Requirement: Quote the whole listing verbatim.
>> begin Records provided
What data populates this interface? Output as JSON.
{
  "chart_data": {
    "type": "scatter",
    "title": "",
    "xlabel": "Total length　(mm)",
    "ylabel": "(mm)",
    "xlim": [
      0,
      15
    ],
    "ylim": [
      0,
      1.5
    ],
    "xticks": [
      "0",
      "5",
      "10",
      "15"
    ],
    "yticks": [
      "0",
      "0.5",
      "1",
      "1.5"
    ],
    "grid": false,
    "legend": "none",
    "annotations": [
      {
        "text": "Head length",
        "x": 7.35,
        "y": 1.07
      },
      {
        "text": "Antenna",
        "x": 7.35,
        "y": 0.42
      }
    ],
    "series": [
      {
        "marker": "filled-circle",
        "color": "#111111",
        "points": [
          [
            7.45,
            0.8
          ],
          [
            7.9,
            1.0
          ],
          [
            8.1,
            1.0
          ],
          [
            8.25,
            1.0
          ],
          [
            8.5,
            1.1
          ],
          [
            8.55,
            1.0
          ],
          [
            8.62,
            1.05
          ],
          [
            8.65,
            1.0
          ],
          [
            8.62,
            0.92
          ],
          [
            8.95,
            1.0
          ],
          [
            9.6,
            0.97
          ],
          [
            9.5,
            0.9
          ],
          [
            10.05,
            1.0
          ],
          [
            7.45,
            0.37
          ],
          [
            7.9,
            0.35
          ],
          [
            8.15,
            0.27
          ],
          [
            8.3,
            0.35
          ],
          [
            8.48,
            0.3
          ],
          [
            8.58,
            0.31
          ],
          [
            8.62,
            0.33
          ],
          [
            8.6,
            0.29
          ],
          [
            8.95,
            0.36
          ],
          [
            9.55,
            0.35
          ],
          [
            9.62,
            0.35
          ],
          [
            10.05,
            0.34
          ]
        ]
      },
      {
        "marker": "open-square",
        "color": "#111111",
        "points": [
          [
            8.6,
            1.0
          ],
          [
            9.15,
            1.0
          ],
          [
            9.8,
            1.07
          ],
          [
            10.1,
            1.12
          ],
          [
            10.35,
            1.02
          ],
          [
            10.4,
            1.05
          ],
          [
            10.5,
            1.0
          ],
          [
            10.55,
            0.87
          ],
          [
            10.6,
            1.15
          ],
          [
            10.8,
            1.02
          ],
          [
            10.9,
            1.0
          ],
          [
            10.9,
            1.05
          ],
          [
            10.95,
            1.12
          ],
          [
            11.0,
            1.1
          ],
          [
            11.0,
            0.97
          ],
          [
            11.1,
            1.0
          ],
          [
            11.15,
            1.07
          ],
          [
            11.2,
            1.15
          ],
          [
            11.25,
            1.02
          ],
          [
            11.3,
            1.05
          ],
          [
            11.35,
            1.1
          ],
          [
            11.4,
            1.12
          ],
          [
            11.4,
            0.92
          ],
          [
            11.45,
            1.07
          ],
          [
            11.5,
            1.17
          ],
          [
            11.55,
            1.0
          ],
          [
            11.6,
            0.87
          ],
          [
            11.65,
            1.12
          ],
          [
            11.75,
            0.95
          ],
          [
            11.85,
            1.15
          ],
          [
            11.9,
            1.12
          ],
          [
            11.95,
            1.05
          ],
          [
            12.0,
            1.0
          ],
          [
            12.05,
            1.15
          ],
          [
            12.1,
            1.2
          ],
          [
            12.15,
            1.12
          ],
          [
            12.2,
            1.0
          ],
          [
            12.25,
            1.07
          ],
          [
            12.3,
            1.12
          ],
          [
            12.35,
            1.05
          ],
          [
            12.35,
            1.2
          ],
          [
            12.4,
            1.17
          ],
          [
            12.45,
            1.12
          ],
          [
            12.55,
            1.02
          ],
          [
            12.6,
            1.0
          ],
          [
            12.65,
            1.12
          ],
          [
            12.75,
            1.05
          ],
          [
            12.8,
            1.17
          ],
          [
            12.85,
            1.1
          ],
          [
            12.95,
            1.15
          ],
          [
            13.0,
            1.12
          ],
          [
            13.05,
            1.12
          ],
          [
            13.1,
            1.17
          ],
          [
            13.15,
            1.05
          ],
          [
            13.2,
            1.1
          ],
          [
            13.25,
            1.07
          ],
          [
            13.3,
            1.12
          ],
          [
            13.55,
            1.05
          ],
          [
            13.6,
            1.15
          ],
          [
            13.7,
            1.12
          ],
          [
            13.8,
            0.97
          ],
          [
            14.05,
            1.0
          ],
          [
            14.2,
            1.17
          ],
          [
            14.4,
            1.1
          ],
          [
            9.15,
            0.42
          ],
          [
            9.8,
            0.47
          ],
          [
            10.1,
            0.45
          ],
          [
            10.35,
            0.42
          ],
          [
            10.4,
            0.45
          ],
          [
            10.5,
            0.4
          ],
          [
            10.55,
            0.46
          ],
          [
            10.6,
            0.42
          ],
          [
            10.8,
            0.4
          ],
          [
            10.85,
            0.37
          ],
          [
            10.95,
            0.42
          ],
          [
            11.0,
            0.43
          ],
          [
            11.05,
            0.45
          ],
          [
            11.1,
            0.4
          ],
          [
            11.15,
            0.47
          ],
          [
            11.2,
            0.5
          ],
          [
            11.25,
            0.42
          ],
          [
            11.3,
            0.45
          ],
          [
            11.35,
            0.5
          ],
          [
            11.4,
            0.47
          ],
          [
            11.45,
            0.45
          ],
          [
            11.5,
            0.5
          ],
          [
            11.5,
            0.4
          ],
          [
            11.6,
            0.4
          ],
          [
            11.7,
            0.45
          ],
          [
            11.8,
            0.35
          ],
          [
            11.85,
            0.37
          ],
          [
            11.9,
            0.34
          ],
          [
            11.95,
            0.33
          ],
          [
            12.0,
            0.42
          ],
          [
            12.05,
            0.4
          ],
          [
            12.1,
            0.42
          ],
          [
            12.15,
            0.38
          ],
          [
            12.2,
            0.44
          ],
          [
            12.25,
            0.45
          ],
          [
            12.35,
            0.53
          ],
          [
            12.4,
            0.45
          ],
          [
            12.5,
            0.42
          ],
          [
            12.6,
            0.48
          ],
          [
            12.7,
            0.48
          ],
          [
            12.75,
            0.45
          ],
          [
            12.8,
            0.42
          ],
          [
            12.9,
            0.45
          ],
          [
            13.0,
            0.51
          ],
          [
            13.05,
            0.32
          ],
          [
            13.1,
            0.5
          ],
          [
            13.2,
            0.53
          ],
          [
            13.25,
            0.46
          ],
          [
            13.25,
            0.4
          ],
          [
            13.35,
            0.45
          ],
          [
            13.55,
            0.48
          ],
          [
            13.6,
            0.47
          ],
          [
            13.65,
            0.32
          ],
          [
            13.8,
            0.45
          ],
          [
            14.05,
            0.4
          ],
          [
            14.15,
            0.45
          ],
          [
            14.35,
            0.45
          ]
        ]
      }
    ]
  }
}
>> end Records provided
Solved exercise:
What data populates this interface? Output as JSON.
{
  "chart_data": {
    "type": "scatter",
    "title": "",
    "xlabel": "Total length　(mm)",
    "ylabel": "(mm)",
    "xlim": [
      0,
      15
    ],
    "ylim": [
      0,
      1.5
    ],
    "xticks": [
      "0",
      "5",
      "10",
      "15"
    ],
    "yticks": [
      "0",
      "0.5",
      "1",
      "1.5"
    ],
    "grid": false,
    "legend": "none",
    "annotations": [
      {
        "text": "Head length",
        "x": 7.35,
        "y": 1.07
      },
      {
        "text": "Antenna",
        "x": 7.35,
        "y": 0.42
      }
    ],
    "series": [
      {
        "marker": "filled-circle",
        "color": "#111111",
        "points": [
          [
            7.45,
            0.8
          ],
          [
            7.9,
            1.0
          ],
          [
            8.1,
            1.0
          ],
          [
            8.25,
            1.0
          ],
          [
            8.5,
            1.1
          ],
          [
            8.55,
            1.0
          ],
          [
            8.62,
            1.05
          ],
          [
            8.65,
            1.0
          ],
          [
            8.62,
            0.92
          ],
          [
            8.95,
            1.0
          ],
          [
            9.6,
            0.97
          ],
          [
            9.5,
            0.9
          ],
          [
            10.05,
            1.0
          ],
          [
            7.45,
            0.37
          ],
          [
            7.9,
            0.35
          ],
          [
            8.15,
            0.27
          ],
          [
            8.3,
            0.35
          ],
          [
            8.48,
            0.3
          ],
          [
            8.58,
            0.31
          ],
          [
            8.62,
            0.33
          ],
          [
            8.6,
            0.29
          ],
          [
            8.95,
            0.36
          ],
          [
            9.55,
            0.35
          ],
          [
            9.62,
            0.35
          ],
          [
            10.05,
            0.34
          ]
        ]
      },
      {
        "marker": "open-square",
        "color": "#111111",
        "points": [
          [
            8.6,
            1.0
          ],
          [
            9.15,
            1.0
          ],
          [
            9.8,
            1.07
          ],
          [
            10.1,
            1.12
          ],
          [
            10.35,
            1.02
          ],
          [
            10.4,
            1.05
          ],
          [
            10.5,
            1.0
          ],
          [
            10.55,
            0.87
          ],
          [
            10.6,
            1.15
          ],
          [
            10.8,
            1.02
          ],
          [
            10.9,
            1.0
          ],
          [
            10.9,
            1.05
          ],
          [
            10.95,
            1.12
          ],
          [
            11.0,
            1.1
          ],
          [
            11.0,
            0.97
          ],
          [
            11.1,
            1.0
          ],
          [
            11.15,
            1.07
          ],
          [
            11.2,
            1.15
          ],
          [
            11.25,
            1.02
          ],
          [
            11.3,
            1.05
          ],
          [
            11.35,
            1.1
          ],
          [
            11.4,
            1.12
          ],
          [
            11.4,
            0.92
          ],
          [
            11.45,
            1.07
          ],
          [
            11.5,
            1.17
          ],
          [
            11.55,
            1.0
          ],
          [
            11.6,
            0.87
          ],
          [
            11.65,
            1.12
          ],
          [
            11.75,
            0.95
          ],
          [
            11.85,
            1.15
          ],
          [
            11.9,
            1.12
          ],
          [
            11.95,
            1.05
          ],
          [
            12.0,
            1.0
          ],
          [
            12.05,
            1.15
          ],
          [
            12.1,
            1.2
          ],
          [
            12.15,
            1.12
          ],
          [
            12.2,
            1.0
          ],
          [
            12.25,
            1.07
          ],
          [
            12.3,
            1.12
          ],
          [
            12.35,
            1.05
          ],
          [
            12.35,
            1.2
          ],
          [
            12.4,
            1.17
          ],
          [
            12.45,
            1.12
          ],
          [
            12.55,
            1.02
          ],
          [
            12.6,
            1.0
          ],
          [
            12.65,
            1.12
          ],
          [
            12.75,
            1.05
          ],
          [
            12.8,
            1.17
          ],
          [
            12.85,
            1.1
          ],
          [
            12.95,
            1.15
          ],
          [
            13.0,
            1.12
          ],
          [
            13.05,
            1.12
          ],
          [
            13.1,
            1.17
          ],
          [
            13.15,
            1.05
          ],
          [
            13.2,
            1.1
          ],
          [
            13.25,
            1.07
          ],
          [
            13.3,
            1.12
          ],
          [
            13.55,
            1.05
          ],
          [
            13.6,
            1.15
          ],
          [
            13.7,
            1.12
          ],
          [
            13.8,
            0.97
          ],
          [
            14.05,
            1.0
          ],
          [
            14.2,
            1.17
          ],
          [
            14.4,
            1.1
          ],
          [
            9.15,
            0.42
          ],
          [
            9.8,
            0.47
          ],
          [
            10.1,
            0.45
          ],
          [
            10.35,
            0.42
          ],
          [
            10.4,
            0.45
          ],
          [
            10.5,
            0.4
          ],
          [
            10.55,
            0.46
          ],
          [
            10.6,
            0.42
          ],
          [
            10.8,
            0.4
          ],
          [
            10.85,
            0.37
          ],
          [
            10.95,
            0.42
          ],
          [
            11.0,
            0.43
          ],
          [
            11.05,
            0.45
          ],
          [
            11.1,
            0.4
          ],
          [
            11.15,
            0.47
          ],
          [
            11.2,
            0.5
          ],
          [
            11.25,
            0.42
          ],
          [
            11.3,
            0.45
          ],
          [
            11.35,
            0.5
          ],
          [
            11.4,
            0.47
          ],
          [
            11.45,
            0.45
          ],
          [
            11.5,
            0.5
          ],
          [
            11.5,
            0.4
          ],
          [
            11.6,
            0.4
          ],
          [
            11.7,
            0.45
          ],
          [
            11.8,
            0.35
          ],
          [
            11.85,
            0.37
          ],
          [
            11.9,
            0.34
          ],
          [
            11.95,
            0.33
          ],
          [
            12.0,
            0.42
          ],
          [
            12.05,
            0.4
          ],
          [
            12.1,
            0.42
          ],
          [
            12.15,
            0.38
          ],
          [
            12.2,
            0.44
          ],
          [
            12.25,
            0.45
          ],
          [
            12.35,
            0.53
          ],
          [
            12.4,
            0.45
          ],
          [
            12.5,
            0.42
          ],
          [
            12.6,
            0.48
          ],
          [
            12.7,
            0.48
          ],
          [
            12.75,
            0.45
          ],
          [
            12.8,
            0.42
          ],
          [
            12.9,
            0.45
          ],
          [
            13.0,
            0.51
          ],
          [
            13.05,
            0.32
          ],
          [
            13.1,
            0.5
          ],
          [
            13.2,
            0.53
          ],
          [
            13.25,
            0.46
          ],
          [
            13.25,
            0.4
          ],
          [
            13.35,
            0.45
          ],
          [
            13.55,
            0.48
          ],
          [
            13.6,
            0.47
          ],
          [
            13.65,
            0.32
          ],
          [
            13.8,
            0.45
          ],
          [
            14.05,
            0.4
          ],
          [
            14.15,
            0.45
          ],
          [
            14.35,
            0.45
          ]
        ]
      }
    ]
  }
}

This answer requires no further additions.